Dataset items:
━━━━━━━━━━━━━━━━━━━━

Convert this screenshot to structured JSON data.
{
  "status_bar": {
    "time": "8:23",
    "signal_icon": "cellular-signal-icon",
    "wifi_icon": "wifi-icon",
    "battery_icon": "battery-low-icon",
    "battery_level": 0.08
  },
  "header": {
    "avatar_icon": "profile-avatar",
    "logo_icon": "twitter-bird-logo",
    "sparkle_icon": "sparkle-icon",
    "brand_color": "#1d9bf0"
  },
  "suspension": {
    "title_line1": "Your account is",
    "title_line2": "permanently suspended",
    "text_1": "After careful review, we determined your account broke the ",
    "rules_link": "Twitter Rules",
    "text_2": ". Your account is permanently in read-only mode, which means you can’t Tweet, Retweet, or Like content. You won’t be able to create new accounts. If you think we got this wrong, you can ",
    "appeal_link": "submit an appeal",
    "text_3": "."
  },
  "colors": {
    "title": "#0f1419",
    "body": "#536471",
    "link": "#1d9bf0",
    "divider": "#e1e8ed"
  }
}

━━━━━━━━━━━━━━━━━━━━

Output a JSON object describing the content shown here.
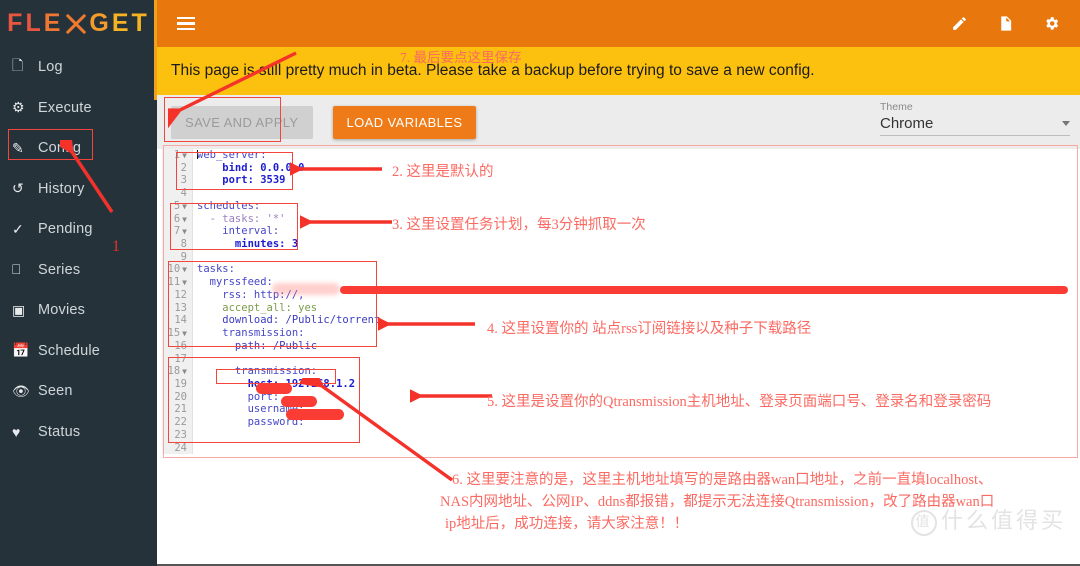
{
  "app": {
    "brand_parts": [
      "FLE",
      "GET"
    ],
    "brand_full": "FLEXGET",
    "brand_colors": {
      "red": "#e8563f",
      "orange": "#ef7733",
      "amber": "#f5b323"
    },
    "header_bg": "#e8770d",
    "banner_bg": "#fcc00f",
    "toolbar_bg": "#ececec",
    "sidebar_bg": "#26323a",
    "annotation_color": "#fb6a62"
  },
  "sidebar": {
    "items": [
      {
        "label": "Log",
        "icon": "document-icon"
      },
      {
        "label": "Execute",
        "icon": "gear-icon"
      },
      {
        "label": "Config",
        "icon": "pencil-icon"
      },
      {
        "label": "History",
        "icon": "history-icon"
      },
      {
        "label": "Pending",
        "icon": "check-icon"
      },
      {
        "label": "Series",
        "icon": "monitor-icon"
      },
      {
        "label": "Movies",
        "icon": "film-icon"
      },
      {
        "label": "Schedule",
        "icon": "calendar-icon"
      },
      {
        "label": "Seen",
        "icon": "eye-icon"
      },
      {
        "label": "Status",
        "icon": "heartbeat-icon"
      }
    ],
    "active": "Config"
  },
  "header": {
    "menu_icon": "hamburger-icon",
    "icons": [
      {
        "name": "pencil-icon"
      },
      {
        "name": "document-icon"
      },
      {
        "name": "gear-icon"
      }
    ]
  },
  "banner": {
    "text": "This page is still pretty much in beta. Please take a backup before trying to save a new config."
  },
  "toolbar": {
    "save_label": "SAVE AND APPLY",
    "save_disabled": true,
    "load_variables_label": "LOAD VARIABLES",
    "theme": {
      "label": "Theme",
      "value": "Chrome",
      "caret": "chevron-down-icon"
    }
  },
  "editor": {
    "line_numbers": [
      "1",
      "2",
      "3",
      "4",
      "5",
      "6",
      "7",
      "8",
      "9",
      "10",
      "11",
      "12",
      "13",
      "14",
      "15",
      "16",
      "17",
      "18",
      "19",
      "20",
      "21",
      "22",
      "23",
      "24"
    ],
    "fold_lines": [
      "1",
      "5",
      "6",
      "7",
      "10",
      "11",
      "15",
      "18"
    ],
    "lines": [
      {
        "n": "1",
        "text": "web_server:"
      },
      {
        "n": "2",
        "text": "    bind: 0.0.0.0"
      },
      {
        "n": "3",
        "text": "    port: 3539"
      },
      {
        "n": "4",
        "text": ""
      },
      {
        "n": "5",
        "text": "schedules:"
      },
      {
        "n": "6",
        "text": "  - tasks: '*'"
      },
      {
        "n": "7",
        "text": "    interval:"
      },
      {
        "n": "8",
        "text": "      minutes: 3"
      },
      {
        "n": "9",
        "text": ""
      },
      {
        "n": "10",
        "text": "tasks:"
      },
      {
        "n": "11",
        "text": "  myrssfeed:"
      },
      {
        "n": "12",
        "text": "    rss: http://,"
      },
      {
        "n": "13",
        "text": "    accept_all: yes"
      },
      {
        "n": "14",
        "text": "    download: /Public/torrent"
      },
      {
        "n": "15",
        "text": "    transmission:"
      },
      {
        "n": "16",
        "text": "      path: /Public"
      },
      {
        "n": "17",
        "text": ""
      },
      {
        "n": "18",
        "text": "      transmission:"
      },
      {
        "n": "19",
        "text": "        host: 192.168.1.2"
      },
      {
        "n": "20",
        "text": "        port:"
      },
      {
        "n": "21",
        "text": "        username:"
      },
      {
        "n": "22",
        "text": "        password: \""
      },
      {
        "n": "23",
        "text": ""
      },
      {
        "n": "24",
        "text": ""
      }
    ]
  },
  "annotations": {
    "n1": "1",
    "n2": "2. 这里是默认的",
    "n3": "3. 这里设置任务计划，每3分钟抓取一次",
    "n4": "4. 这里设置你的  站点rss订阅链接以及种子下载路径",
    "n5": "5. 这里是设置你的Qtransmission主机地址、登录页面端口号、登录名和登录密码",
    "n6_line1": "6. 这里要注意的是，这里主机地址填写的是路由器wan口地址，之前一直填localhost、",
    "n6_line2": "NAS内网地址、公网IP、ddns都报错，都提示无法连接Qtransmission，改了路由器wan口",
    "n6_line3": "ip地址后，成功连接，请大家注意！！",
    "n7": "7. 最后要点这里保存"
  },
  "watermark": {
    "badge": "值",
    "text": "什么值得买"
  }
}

━━━━━━━━━━━━━━━━━━━━

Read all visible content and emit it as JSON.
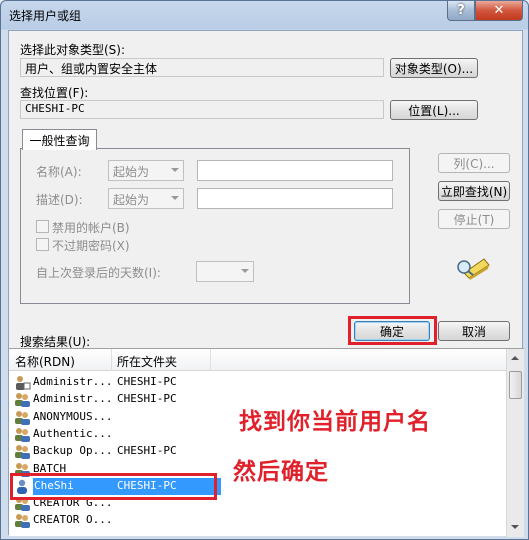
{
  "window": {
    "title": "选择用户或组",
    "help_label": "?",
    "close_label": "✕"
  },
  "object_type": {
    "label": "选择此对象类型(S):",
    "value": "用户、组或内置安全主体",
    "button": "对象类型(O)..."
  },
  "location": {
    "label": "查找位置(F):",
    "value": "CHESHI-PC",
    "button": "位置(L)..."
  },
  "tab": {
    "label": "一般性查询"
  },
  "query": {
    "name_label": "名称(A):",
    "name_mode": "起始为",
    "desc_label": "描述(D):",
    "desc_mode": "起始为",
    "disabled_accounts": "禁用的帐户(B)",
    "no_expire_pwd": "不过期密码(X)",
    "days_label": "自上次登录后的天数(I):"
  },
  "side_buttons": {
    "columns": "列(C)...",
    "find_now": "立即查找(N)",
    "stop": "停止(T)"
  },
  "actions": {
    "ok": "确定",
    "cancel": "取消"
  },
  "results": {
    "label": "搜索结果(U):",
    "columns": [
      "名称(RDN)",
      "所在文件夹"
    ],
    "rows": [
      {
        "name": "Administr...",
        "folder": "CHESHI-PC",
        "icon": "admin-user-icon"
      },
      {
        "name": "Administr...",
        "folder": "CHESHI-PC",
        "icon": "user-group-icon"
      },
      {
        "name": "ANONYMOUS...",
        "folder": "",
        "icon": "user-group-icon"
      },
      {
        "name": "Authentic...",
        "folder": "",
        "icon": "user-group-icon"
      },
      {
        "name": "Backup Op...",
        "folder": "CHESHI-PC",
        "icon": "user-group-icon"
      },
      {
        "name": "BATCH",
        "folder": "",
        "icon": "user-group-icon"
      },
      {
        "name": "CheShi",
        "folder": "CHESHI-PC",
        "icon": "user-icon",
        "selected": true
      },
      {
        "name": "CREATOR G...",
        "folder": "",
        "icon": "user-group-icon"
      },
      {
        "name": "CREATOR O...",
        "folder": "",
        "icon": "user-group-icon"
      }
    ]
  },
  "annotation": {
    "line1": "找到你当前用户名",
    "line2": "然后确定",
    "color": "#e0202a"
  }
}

━━━━━━━━━━━━━━━━━━━━

What you have to do: From the listing above, copy every line that includes the word "value".

Full solution:
      "value": "Chrome",
    "value": "用户、组或内置安全主体",
    "value": "CHESHI-PC",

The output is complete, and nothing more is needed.